─── Data provided
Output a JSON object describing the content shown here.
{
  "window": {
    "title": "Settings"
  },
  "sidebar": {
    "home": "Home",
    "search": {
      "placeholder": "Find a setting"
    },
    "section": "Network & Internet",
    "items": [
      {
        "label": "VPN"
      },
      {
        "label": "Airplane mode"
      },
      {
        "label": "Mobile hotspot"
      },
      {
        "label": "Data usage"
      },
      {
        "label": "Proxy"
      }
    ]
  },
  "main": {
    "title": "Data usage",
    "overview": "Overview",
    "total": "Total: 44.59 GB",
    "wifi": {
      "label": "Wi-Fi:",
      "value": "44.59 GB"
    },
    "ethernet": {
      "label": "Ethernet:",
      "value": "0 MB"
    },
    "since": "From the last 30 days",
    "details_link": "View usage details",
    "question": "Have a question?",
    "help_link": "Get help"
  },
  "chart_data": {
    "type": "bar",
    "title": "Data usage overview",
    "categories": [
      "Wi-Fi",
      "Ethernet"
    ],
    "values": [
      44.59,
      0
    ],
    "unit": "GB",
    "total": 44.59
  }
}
──────
## Your task
State how many lines of the records hold the string "label", and nothing else.

## Written answer
7